KUTIPAN YANG DIBERIKAN:
• • • •

Rabu, 04 September 2013

Ngaji Ilmu Rasa pada Kiai Tarekat

Para kiai yang tinggal di desa-desa hampir tidak pernah disorot media. Publik pun tidak mengetahui pemikiran cendikia mereka yang sangat berharga bak mutiara berkilau di dasar laut.
Hal inilah yang saya rasa tampak dari acara Pengajian Rutin Ahad Pon Alumni Pondok Pesantren PPAI An-Nahdliyah Karangploso Malang, Jawa Timur, Ahad (1/9). Ini adalah pertemuan yang ke-10 sejak dibuka pada akhir tahun 2012 lalu.
Pesantren PPAI An-Nahdliyah didirikan pada tahun 1990, dan diresmikan oleh KH Abdurrahman Wahid. Dua kali Presiden ke-4 Indonesia itu datang ke pesantren yang diasuh Kiai Mohammad Mansyur itu. Dan 3 (tiga) lembaga pendidikan telah berdiri dalam lingkungannya, yakni MTs Nahdlatul Ulama, MA Nahdlatul Ulama dan Sekolah Tinggi Agama Islam Nahdlatul Ulama (STAINU) Malang.

• • • •

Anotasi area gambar
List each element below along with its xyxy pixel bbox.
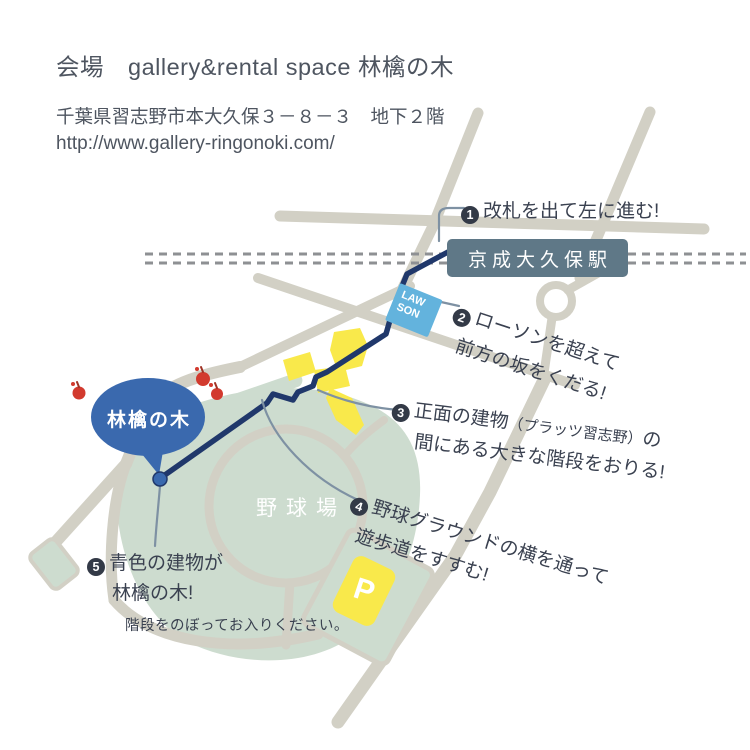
step-5-line2: 林檎の木! xyxy=(112,579,349,609)
gallery-bubble-label: 林檎の木 xyxy=(99,405,199,432)
step-5-line3: 階段をのぼってお入りください。 xyxy=(125,611,349,641)
apple-icon xyxy=(71,382,86,400)
step-5-badge: 5 xyxy=(87,558,105,576)
apple-icon xyxy=(209,383,223,400)
step-2-badge: 2 xyxy=(450,307,473,330)
venue-address: 千葉県習志野市本大久保３－８－３ 地下２階 xyxy=(56,103,445,129)
step-1-text: 改札を出て左に進む! xyxy=(483,201,659,222)
step-5-line1: 青色の建物が xyxy=(109,553,223,574)
page-title: 会場 gallery&rental space 林檎の木 xyxy=(56,48,454,82)
parking-label: P xyxy=(349,572,379,611)
step-1-badge: 1 xyxy=(461,206,479,224)
station-box: 京成大久保駅 xyxy=(447,239,628,277)
venue-url: http://www.gallery-ringonoki.com/ xyxy=(56,133,335,155)
step-4-badge: 4 xyxy=(348,496,370,518)
step-3-line1-pre: 正面の建物 xyxy=(413,401,510,433)
step-1: 1改札を出て左に進む! xyxy=(461,196,659,228)
step-5: 5青色の建物が 林檎の木! 階段をのぼってお入りください。 xyxy=(87,549,349,641)
step-3-line1-post: の xyxy=(641,429,662,452)
station-label: 京成大久保駅 xyxy=(463,245,612,272)
step-3-badge: 3 xyxy=(391,403,411,423)
building-block-2 xyxy=(283,352,316,381)
ballpark-label: 野球場 xyxy=(256,492,346,522)
destination-dot xyxy=(153,472,167,486)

• • • •

TUGAS YANG DIMINTA 1: Tulis ulang tanpa perubahan baris-baris catatan, mulai dari baris yang memuat "step-5-line2: 林檎の木! xyxy=(112,579,349,609)" sampai baris terakhir catatan.
TUGAS YANG DIMINTA 2: Sambung tulisan tentang pengajian alumni Pesantren PPAI An-Nahdliyah, mulai setelah kalimat terakhirnya.

HASIL LATIHAN 1:
step-5-line2: 林檎の木! xyxy=(112,579,349,609)
gallery-bubble-label: 林檎の木 xyxy=(99,405,199,432)
step-5-line3: 階段をのぼってお入りください。 xyxy=(125,611,349,641)
apple-icon xyxy=(71,382,86,400)
step-5-badge: 5 xyxy=(87,558,105,576)
apple-icon xyxy=(209,383,223,400)
step-2-badge: 2 xyxy=(450,307,473,330)
venue-address: 千葉県習志野市本大久保３－８－３ 地下２階 xyxy=(56,103,445,129)
step-1-text: 改札を出て左に進む! xyxy=(483,201,659,222)
step-5-line1: 青色の建物が xyxy=(109,553,223,574)
page-title: 会場 gallery&rental space 林檎の木 xyxy=(56,48,454,82)
parking-label: P xyxy=(349,572,379,611)
step-1-badge: 1 xyxy=(461,206,479,224)
station-box: 京成大久保駅 xyxy=(447,239,628,277)
venue-url: http://www.gallery-ringonoki.com/ xyxy=(56,133,335,155)
step-4-badge: 4 xyxy=(348,496,370,518)
step-3-line1-pre: 正面の建物 xyxy=(413,401,510,433)
step-1: 1改札を出て左に進む! xyxy=(461,196,659,228)
step-5: 5青色の建物が 林檎の木! 階段をのぼってお入りください。 xyxy=(87,549,349,641)
step-3-line1-post: の xyxy=(641,429,662,452)
station-label: 京成大久保駅 xyxy=(463,245,612,272)
step-3-badge: 3 xyxy=(391,403,411,423)
building-block-2 xyxy=(283,352,316,381)
ballpark-label: 野球場 xyxy=(256,492,346,522)
destination-dot xyxy=(153,472,167,486)

HASIL LATIHAN 2:
Sekitar 23 (dua puluh tiga) tahun berdiri, beberapa alumni ingin menyambung tali silaturrahim dan sustain ability keilmuan dengan pesantren ini. Keinginan tersebut akhirnya diwujudkan dalam sebuah program ngaji bareng alumni ini setelah mendapat restu pengasuh.
Pada kesempatan kali ini, Panitia penyelenggara mengundang Kiai Sholichin Rozin untuk membacakan kitab Kifayatul Atqiya’ kepada para Alumni yang hadir. Dan masya Allah...
Saya sangat berkesan sekali menyimak Mustasyar MWC NU Karangploso itu membaca kitab yang ditulis Syaikh Zainuddin bin Ali itu. Terasa benar kedalaman ‘ilmu roso’ nya. Saya merasa telah menemukan oase di tengah panasnya hiruk-pikuk kehidupan dunia yang saya jalani selama ini.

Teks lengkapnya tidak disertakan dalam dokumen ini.